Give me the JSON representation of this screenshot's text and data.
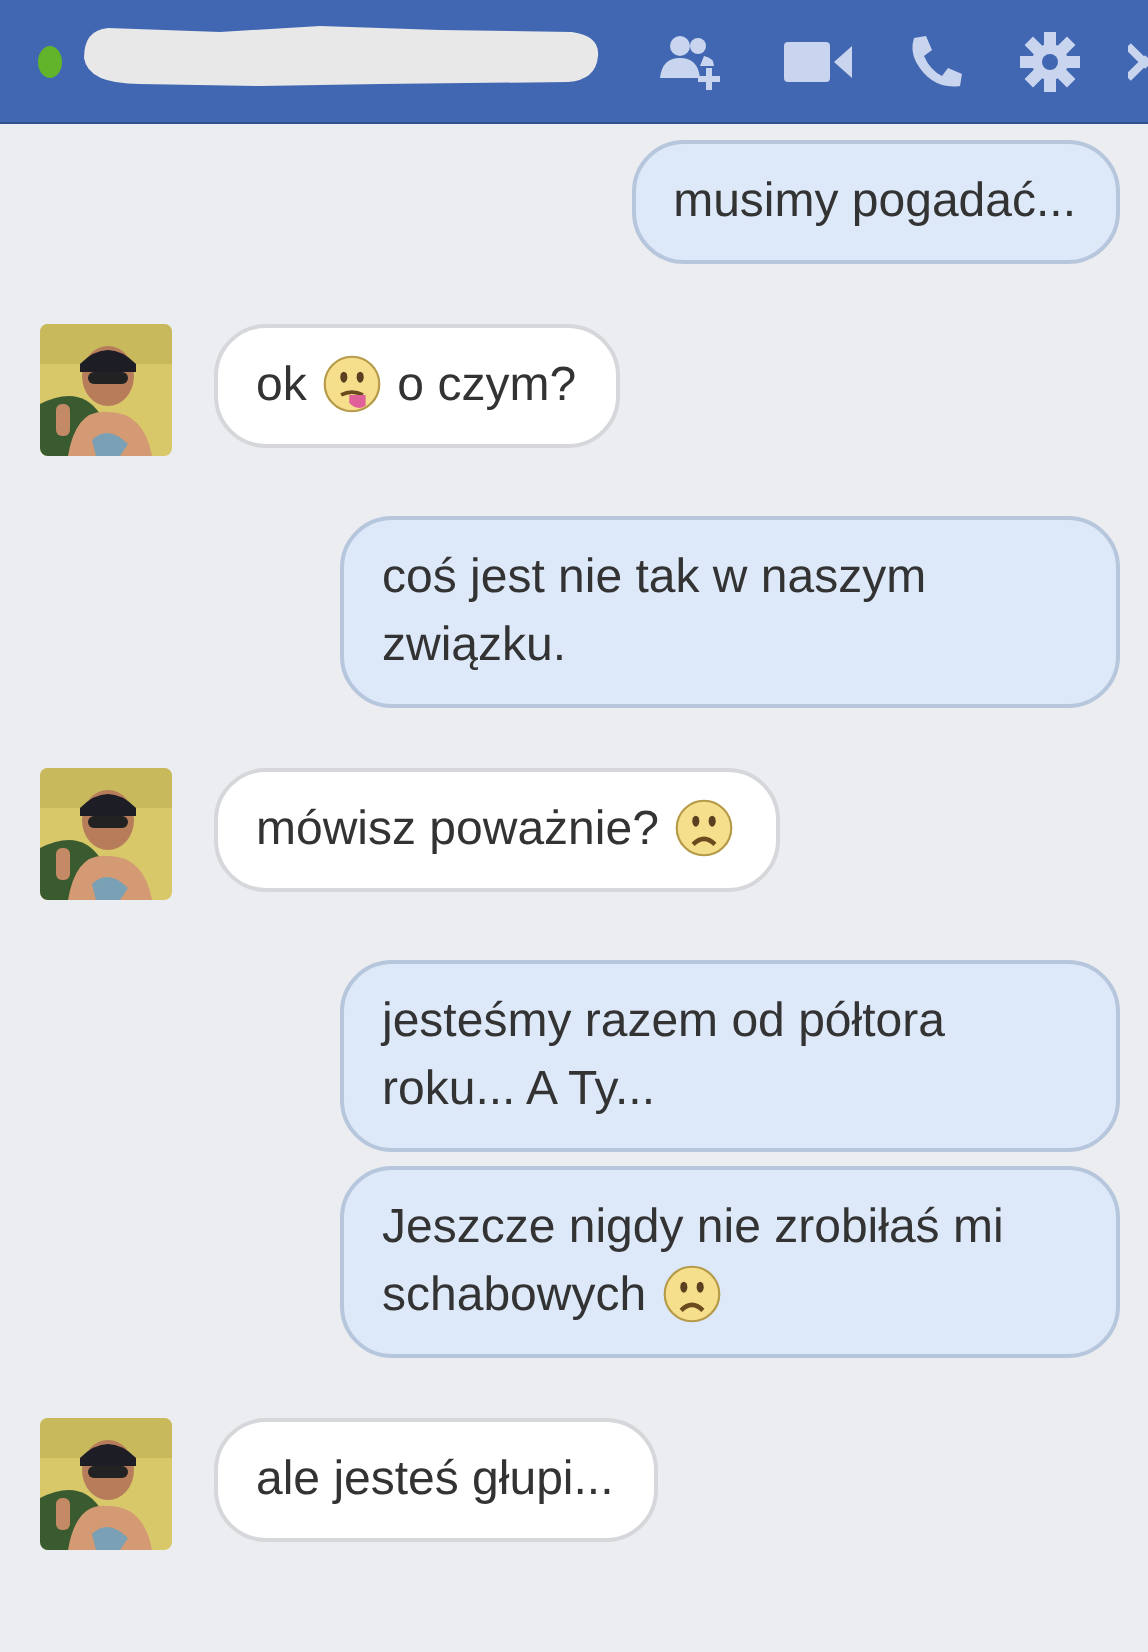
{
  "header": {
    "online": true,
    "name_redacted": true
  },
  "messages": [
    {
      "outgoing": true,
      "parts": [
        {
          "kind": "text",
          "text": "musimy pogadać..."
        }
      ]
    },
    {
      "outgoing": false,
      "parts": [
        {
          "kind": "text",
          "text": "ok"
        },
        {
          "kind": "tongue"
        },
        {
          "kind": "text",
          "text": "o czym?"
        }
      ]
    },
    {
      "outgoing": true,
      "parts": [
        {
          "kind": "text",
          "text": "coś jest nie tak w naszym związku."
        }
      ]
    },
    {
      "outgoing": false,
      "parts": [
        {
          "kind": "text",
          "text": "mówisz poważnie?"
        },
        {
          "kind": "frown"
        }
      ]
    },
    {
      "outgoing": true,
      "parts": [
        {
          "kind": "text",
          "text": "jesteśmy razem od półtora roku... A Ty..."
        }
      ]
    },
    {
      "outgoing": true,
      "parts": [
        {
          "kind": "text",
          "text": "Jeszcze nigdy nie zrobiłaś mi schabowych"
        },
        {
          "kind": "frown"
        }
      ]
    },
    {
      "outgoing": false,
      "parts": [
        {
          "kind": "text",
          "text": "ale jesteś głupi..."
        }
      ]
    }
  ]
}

###

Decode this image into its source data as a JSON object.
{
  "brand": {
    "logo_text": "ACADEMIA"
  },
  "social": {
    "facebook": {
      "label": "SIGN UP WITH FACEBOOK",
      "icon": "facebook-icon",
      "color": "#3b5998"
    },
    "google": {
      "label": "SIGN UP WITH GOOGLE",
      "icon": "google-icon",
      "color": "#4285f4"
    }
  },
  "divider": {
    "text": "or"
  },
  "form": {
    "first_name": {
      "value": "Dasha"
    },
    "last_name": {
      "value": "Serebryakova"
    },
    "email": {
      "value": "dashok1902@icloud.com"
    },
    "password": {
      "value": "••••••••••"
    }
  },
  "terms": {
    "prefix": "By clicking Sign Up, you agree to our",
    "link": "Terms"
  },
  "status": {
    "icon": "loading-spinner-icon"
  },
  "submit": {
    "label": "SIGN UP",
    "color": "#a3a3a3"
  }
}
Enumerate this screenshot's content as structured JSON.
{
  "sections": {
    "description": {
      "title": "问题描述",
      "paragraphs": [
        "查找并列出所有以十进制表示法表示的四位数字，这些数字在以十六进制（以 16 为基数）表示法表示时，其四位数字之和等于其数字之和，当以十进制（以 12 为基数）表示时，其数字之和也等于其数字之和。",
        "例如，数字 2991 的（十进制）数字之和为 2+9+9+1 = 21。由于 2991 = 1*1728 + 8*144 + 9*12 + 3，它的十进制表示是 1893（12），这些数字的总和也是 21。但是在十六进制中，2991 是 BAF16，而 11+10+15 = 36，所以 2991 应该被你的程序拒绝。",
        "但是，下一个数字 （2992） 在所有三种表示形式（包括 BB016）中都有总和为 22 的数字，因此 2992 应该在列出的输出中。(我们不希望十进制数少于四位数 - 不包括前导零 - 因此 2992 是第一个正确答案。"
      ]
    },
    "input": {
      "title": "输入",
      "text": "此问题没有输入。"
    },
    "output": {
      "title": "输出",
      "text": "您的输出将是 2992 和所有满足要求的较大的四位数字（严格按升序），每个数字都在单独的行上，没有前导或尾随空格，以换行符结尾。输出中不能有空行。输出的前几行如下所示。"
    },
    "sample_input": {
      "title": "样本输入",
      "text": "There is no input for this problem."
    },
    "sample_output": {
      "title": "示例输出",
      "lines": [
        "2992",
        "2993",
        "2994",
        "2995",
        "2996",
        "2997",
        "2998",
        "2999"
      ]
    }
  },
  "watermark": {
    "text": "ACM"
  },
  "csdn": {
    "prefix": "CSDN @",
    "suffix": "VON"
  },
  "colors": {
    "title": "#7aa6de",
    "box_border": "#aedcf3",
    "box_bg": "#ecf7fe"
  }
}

###

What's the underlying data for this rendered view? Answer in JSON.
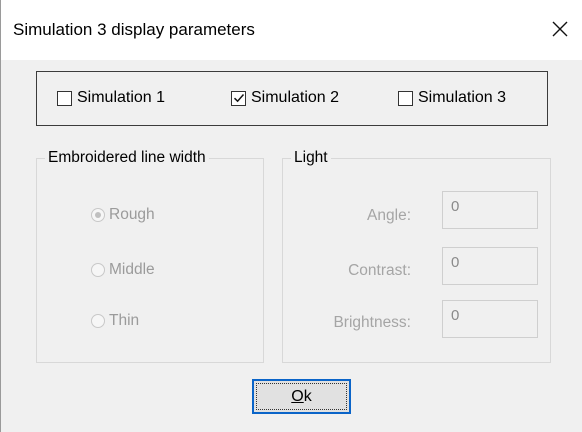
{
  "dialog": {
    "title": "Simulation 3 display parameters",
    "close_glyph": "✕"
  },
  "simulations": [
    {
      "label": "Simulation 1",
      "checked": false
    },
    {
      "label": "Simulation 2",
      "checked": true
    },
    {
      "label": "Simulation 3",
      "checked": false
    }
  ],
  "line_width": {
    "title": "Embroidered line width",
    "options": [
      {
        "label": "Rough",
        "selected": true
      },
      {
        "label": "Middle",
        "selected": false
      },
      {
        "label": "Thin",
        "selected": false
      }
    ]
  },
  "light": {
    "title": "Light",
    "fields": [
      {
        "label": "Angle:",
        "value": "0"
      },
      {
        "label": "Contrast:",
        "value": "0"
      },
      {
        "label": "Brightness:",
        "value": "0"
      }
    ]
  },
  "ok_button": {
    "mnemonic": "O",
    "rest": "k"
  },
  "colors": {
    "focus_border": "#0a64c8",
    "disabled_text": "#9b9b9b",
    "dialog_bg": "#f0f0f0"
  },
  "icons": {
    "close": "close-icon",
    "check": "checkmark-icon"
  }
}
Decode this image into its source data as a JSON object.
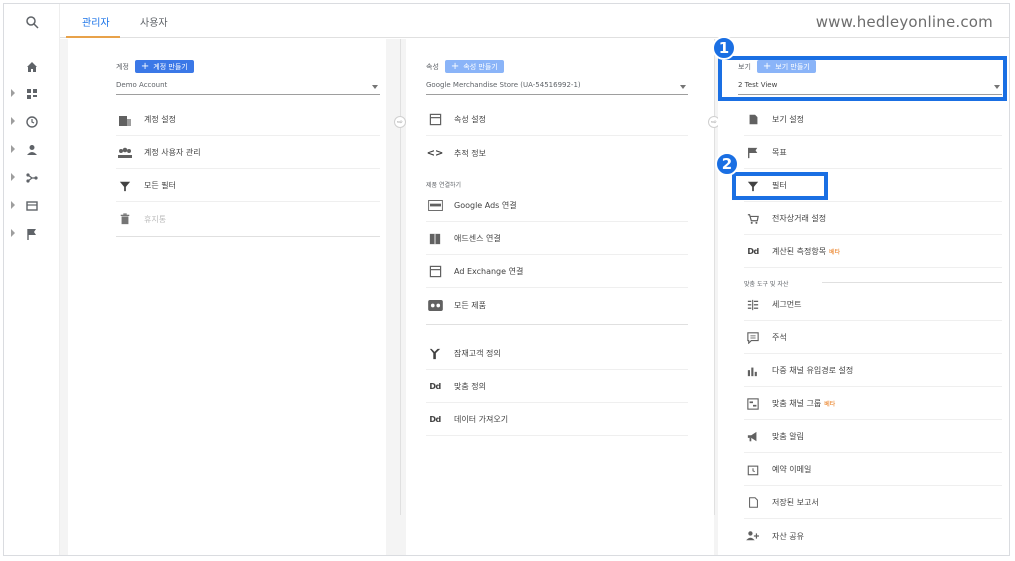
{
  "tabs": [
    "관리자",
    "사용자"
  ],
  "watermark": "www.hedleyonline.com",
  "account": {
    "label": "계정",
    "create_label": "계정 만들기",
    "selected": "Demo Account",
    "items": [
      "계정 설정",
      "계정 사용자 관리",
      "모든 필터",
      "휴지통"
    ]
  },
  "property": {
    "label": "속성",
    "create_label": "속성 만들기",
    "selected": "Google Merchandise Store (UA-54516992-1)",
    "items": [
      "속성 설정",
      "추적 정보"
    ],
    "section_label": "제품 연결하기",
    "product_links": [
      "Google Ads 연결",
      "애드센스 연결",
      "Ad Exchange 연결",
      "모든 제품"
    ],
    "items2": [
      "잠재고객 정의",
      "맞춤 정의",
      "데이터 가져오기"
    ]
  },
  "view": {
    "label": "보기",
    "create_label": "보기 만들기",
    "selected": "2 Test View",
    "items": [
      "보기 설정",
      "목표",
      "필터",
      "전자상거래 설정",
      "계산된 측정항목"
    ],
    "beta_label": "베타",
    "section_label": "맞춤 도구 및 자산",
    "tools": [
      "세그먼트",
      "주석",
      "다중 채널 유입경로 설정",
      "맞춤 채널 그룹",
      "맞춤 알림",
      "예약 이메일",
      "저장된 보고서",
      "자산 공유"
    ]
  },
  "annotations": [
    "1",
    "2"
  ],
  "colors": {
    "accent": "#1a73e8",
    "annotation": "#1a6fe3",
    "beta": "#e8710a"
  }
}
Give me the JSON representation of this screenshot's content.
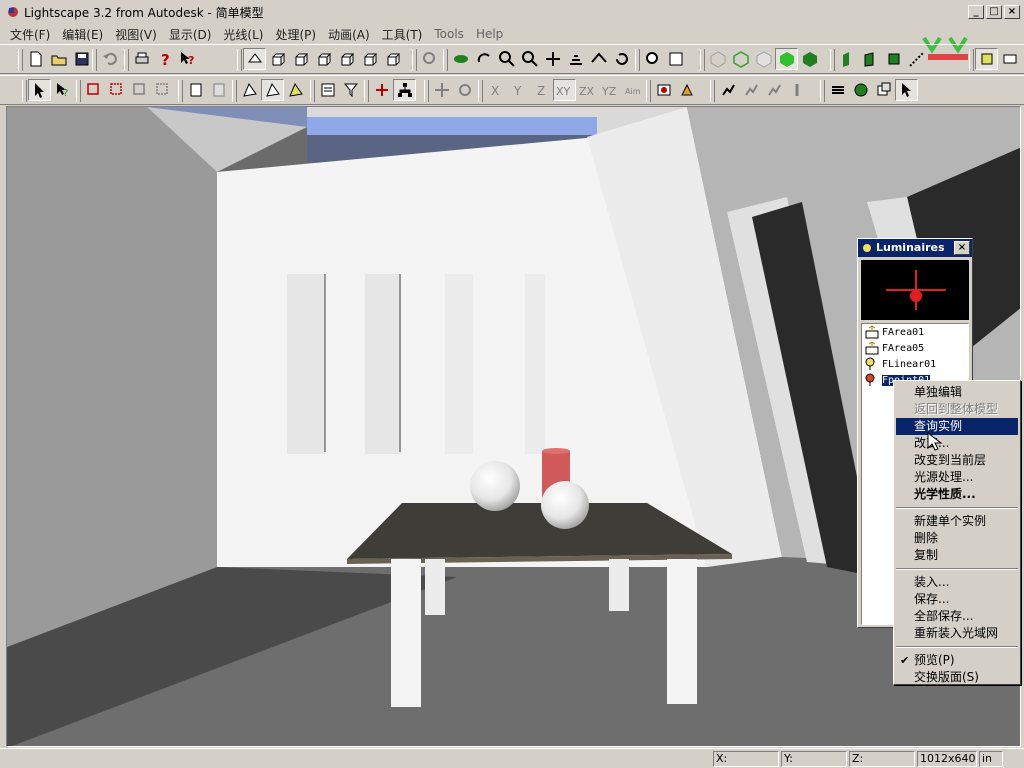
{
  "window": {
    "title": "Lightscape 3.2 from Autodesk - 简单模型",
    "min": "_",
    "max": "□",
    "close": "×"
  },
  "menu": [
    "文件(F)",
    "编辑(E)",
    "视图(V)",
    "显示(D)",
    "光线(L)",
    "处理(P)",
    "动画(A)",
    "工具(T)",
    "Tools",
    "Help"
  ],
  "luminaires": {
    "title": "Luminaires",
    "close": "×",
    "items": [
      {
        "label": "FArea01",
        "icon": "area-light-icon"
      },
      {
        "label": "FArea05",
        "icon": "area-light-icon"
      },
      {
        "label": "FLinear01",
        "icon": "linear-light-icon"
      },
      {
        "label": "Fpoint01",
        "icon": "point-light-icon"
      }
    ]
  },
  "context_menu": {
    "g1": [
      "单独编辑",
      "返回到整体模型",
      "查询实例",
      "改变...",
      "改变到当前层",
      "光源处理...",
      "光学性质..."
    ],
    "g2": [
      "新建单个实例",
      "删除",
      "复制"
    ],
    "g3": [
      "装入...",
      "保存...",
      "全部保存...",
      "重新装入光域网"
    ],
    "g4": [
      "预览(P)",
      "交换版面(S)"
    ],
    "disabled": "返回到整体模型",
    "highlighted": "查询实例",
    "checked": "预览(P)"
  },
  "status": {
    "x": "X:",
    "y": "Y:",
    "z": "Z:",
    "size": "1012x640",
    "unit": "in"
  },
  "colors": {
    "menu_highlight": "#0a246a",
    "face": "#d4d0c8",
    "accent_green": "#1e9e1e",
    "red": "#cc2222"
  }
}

###

> **Challenge**: Copy out every line in the listing where the word "this" appears.

> **Output**:
Give me the JSON representation of this screenshot's text and data.
Decode this image into its source data as a JSON object.
Enumerate this screenshot's content as structured JSON.
      "text": "There is no input for this problem."
What's the underlying data for this rendered view? Answer in JSON.
Decode this image into its source data as a JSON object.
Give me the JSON representation of this screenshot's content.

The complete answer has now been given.